What you have to do: Print the listing below word for word, starting at its first line and ending with the line that contains "line-number: 8 [26, 168, 35, 184]".

Task material:
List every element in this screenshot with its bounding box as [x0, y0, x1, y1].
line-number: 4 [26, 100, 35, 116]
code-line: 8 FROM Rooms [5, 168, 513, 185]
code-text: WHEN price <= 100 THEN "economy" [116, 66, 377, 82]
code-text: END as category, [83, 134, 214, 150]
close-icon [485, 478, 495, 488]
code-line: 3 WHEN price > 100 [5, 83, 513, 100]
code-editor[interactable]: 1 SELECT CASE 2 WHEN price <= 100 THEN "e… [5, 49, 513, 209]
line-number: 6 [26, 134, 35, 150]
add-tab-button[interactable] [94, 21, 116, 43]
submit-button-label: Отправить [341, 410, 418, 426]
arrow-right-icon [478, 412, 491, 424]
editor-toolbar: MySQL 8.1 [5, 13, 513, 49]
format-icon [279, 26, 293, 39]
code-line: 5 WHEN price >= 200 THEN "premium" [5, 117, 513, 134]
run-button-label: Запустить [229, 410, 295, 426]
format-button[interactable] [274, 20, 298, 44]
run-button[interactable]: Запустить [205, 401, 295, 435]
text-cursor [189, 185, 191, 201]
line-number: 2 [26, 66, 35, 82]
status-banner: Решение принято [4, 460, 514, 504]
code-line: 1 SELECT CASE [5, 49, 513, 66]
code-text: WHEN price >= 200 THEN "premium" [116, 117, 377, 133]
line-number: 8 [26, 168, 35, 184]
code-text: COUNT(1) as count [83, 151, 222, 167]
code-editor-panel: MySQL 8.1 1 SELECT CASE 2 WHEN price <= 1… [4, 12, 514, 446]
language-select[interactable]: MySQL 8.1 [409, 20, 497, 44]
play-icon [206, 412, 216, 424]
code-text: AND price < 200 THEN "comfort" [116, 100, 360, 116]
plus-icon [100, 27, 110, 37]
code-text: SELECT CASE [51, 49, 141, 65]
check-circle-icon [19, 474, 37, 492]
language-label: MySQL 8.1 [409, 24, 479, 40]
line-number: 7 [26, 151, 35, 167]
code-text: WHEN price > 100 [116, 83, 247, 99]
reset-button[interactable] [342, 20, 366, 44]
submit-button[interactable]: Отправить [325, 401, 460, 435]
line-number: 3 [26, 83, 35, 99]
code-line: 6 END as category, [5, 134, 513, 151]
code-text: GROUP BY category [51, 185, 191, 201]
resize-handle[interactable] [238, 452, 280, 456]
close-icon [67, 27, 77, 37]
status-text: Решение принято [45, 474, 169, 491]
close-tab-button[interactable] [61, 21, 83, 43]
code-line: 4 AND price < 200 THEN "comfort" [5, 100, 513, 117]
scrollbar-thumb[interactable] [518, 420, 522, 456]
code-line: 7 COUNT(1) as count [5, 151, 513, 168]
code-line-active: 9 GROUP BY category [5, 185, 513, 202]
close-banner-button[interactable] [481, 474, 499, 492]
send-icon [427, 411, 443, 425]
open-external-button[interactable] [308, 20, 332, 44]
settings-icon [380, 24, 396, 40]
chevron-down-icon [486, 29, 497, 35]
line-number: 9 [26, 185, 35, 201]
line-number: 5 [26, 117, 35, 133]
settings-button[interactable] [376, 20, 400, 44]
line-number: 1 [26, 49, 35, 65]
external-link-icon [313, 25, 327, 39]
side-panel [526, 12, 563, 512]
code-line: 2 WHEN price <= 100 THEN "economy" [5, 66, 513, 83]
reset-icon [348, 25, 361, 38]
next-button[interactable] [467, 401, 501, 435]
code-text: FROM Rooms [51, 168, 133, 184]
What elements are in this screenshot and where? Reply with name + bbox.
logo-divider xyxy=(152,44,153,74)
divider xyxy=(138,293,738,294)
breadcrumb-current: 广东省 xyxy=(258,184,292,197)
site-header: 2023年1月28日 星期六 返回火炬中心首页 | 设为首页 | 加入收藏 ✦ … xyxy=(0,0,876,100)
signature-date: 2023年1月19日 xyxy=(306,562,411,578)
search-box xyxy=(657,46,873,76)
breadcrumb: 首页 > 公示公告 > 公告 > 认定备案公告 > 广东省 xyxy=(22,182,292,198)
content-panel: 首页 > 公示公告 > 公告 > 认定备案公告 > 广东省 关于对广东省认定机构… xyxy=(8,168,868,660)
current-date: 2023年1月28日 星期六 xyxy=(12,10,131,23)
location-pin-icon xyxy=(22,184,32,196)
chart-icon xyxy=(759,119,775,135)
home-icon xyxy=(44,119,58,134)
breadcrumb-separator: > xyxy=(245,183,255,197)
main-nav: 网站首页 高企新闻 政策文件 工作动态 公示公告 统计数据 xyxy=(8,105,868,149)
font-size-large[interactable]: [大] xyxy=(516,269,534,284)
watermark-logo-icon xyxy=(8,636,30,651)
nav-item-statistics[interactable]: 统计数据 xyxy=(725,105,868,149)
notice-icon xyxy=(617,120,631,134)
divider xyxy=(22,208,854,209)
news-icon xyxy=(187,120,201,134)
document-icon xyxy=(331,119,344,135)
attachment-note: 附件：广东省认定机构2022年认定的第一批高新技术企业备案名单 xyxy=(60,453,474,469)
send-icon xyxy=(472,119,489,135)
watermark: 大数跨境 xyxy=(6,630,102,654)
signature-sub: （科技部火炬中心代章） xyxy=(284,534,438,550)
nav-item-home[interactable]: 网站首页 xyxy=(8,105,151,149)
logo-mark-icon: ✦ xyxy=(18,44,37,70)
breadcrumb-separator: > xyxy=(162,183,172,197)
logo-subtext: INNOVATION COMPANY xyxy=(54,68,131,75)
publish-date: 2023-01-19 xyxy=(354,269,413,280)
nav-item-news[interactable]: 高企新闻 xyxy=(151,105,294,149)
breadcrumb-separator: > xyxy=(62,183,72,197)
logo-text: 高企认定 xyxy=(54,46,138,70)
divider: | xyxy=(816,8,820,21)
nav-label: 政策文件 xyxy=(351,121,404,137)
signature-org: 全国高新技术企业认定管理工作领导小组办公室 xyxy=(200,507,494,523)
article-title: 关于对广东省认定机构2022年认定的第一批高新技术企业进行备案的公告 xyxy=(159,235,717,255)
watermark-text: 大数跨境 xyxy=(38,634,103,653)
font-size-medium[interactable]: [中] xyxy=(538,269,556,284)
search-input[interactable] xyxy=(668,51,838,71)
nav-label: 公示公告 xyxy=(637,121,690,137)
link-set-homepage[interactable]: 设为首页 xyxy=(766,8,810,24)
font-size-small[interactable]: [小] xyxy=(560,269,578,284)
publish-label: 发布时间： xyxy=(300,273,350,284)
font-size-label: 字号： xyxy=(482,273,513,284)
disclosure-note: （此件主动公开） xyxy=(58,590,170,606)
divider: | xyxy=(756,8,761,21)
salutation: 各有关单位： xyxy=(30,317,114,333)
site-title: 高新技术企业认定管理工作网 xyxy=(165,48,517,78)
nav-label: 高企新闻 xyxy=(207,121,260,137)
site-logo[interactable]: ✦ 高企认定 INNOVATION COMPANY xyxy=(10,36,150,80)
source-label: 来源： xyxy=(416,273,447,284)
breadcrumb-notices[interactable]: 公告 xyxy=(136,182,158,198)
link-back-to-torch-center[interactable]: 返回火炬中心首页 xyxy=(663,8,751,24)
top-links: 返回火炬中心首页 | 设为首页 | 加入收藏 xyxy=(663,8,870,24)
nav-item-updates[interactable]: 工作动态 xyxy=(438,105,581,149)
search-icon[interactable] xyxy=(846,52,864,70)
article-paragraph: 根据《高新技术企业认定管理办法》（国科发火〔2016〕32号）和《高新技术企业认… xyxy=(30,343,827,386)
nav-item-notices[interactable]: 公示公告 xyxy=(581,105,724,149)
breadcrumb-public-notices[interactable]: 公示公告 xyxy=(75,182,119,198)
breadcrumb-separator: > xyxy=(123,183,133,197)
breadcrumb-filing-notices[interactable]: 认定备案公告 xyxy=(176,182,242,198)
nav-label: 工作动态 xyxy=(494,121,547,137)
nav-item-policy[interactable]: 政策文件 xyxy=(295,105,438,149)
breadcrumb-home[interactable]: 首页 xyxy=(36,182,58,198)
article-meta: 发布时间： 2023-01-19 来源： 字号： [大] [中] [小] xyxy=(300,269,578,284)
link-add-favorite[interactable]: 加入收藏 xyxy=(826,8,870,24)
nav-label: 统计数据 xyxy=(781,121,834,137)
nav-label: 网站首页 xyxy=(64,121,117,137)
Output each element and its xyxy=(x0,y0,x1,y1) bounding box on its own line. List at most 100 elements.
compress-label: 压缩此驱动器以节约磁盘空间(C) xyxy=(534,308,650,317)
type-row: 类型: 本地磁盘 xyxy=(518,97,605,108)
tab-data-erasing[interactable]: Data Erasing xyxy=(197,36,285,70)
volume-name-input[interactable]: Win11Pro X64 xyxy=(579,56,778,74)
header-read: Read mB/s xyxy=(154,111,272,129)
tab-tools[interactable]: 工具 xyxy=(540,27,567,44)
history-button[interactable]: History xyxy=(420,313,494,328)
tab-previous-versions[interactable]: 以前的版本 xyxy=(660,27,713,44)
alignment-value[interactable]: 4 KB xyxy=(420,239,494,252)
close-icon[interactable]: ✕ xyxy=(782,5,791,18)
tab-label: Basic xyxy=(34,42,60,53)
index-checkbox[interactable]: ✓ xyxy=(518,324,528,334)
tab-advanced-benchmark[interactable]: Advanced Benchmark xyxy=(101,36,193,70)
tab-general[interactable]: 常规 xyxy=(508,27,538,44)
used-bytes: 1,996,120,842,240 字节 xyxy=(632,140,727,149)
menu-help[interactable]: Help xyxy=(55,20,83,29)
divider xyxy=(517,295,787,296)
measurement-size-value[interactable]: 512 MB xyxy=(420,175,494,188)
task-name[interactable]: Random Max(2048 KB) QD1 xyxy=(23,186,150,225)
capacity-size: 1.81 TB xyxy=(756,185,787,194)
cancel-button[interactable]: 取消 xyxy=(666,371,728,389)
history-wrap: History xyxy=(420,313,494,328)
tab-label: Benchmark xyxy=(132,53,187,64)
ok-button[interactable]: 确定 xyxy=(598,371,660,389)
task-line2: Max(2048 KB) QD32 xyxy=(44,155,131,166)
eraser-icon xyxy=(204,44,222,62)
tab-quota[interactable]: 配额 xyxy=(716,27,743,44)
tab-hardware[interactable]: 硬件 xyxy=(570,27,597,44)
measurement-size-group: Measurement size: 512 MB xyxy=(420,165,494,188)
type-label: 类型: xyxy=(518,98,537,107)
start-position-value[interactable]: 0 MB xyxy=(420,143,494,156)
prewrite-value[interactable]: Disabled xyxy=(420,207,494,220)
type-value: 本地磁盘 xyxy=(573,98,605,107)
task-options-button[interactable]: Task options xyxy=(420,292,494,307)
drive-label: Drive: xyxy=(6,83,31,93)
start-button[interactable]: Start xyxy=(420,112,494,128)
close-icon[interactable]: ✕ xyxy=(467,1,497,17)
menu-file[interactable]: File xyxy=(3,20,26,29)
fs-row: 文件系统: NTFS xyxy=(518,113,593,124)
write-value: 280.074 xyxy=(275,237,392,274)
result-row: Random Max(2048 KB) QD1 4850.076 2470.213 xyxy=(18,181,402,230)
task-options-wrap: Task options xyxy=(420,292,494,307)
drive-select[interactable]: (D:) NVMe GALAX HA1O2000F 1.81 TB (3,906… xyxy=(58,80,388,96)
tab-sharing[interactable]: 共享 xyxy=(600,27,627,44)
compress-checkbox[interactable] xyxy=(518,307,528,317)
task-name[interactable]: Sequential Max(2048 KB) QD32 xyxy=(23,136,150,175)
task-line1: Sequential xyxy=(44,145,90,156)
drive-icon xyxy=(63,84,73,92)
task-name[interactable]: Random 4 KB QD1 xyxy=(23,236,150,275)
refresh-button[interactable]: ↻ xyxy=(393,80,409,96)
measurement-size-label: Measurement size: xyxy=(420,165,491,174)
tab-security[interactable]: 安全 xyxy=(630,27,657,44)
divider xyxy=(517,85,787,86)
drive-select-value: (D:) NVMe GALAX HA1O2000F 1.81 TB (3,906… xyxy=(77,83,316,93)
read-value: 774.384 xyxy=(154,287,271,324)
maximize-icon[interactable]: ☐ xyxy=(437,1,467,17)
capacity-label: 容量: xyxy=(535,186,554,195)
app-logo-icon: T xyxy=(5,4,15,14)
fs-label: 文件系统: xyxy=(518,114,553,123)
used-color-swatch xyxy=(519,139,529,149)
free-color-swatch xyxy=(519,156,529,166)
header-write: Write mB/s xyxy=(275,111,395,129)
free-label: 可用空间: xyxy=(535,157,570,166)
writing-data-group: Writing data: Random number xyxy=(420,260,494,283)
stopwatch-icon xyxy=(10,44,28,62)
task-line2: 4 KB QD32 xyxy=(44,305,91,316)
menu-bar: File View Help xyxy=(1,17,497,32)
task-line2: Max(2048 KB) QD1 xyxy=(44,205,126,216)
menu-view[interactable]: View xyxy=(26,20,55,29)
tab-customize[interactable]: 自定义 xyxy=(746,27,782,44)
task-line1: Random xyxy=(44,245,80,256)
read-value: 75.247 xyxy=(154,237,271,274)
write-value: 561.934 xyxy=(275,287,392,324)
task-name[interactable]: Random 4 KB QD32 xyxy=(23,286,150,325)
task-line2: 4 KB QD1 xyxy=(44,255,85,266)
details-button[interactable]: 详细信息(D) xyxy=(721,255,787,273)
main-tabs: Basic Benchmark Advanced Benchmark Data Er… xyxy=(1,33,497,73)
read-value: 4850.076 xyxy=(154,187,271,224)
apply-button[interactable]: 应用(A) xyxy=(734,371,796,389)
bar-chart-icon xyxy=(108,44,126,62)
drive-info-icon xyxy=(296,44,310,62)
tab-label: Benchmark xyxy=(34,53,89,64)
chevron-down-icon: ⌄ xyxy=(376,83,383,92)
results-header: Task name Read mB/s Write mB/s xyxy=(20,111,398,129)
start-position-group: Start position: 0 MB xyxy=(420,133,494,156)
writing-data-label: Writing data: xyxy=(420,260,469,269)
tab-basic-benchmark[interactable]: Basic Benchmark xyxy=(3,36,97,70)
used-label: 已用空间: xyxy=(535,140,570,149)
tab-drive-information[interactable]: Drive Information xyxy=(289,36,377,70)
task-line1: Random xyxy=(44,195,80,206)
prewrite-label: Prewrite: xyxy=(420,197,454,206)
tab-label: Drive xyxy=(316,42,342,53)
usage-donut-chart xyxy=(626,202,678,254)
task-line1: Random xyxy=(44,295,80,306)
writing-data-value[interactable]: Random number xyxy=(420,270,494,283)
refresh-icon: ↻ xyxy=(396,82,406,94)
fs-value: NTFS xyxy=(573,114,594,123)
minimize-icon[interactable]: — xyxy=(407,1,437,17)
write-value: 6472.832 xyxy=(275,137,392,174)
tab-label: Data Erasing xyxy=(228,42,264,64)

Task response:
List every element in this screenshot with its bounding box as [x0, y0, x1, y1].
line-number: 4 [26, 100, 35, 116]
code-line: 8 FROM Rooms [5, 168, 513, 185]
code-text: WHEN price <= 100 THEN "economy" [116, 66, 377, 82]
code-text: END as category, [83, 134, 214, 150]
close-icon [485, 478, 495, 488]
code-line: 3 WHEN price > 100 [5, 83, 513, 100]
code-editor[interactable]: 1 SELECT CASE 2 WHEN price <= 100 THEN "e… [5, 49, 513, 209]
line-number: 6 [26, 134, 35, 150]
add-tab-button[interactable] [94, 21, 116, 43]
submit-button-label: Отправить [341, 410, 418, 426]
arrow-right-icon [478, 412, 491, 424]
editor-toolbar: MySQL 8.1 [5, 13, 513, 49]
format-icon [279, 26, 293, 39]
code-line: 5 WHEN price >= 200 THEN "premium" [5, 117, 513, 134]
run-button-label: Запустить [229, 410, 295, 426]
format-button[interactable] [274, 20, 298, 44]
run-button[interactable]: Запустить [205, 401, 295, 435]
text-cursor [189, 185, 191, 201]
line-number: 2 [26, 66, 35, 82]
status-banner: Решение принято [4, 460, 514, 504]
code-line: 1 SELECT CASE [5, 49, 513, 66]
code-text: WHEN price >= 200 THEN "premium" [116, 117, 377, 133]
line-number: 8 [26, 168, 35, 184]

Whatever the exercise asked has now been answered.